Task data:

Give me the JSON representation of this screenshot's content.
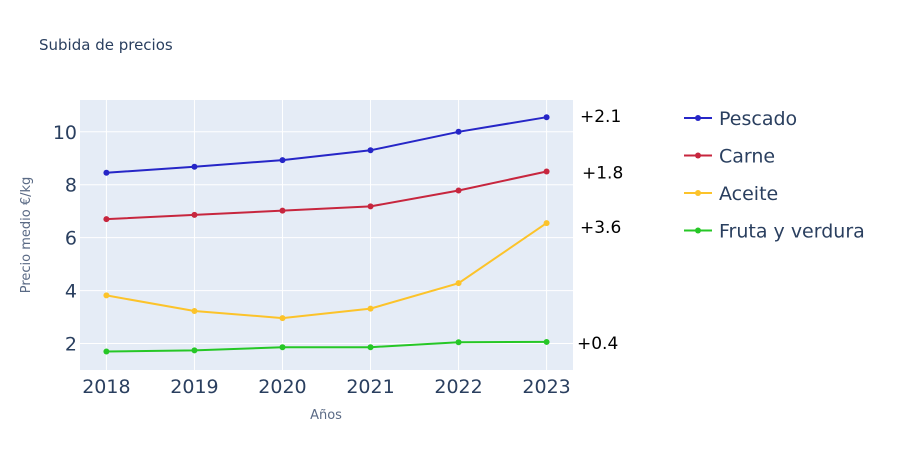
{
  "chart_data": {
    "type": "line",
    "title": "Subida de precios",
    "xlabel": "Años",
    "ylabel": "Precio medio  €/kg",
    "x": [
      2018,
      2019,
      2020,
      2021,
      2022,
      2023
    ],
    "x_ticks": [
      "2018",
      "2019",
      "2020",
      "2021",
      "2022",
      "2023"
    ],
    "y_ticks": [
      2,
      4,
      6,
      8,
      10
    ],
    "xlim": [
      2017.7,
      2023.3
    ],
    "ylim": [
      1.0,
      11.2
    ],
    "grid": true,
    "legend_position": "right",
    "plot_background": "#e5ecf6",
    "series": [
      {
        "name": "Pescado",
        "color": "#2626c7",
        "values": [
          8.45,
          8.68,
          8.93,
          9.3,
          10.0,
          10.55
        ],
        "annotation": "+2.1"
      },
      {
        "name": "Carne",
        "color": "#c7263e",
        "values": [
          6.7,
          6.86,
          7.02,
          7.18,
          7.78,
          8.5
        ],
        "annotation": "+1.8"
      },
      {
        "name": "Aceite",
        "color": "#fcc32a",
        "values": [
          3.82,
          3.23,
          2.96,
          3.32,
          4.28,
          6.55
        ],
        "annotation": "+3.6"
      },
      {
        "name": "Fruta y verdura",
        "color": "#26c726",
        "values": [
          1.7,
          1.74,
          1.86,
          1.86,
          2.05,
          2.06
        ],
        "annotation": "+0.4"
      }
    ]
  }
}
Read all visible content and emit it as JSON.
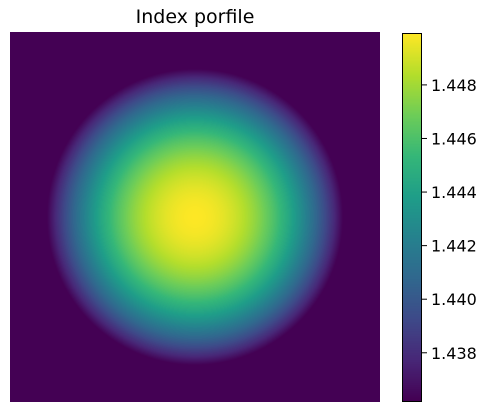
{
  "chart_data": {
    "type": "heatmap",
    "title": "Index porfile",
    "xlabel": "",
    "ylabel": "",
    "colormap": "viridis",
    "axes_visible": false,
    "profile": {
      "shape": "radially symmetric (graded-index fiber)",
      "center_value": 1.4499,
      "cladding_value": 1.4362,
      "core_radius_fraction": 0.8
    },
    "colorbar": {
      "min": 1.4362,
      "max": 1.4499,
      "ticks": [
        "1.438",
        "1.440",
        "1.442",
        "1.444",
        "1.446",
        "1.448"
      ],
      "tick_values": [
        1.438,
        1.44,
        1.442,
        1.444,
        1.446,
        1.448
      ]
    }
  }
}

What is expected: Repeat exactly the lines above, from the line containing "Read all visible content and emit it as JSON." through the last line of the records, inclusive; omit any pictures.

Exercise output:
Read all visible content and emit it as JSON.
{
  "chart_data": {
    "type": "heatmap",
    "title": "Index porfile",
    "xlabel": "",
    "ylabel": "",
    "colormap": "viridis",
    "axes_visible": false,
    "profile": {
      "shape": "radially symmetric (graded-index fiber)",
      "center_value": 1.4499,
      "cladding_value": 1.4362,
      "core_radius_fraction": 0.8
    },
    "colorbar": {
      "min": 1.4362,
      "max": 1.4499,
      "ticks": [
        "1.438",
        "1.440",
        "1.442",
        "1.444",
        "1.446",
        "1.448"
      ],
      "tick_values": [
        1.438,
        1.44,
        1.442,
        1.444,
        1.446,
        1.448
      ]
    }
  }
}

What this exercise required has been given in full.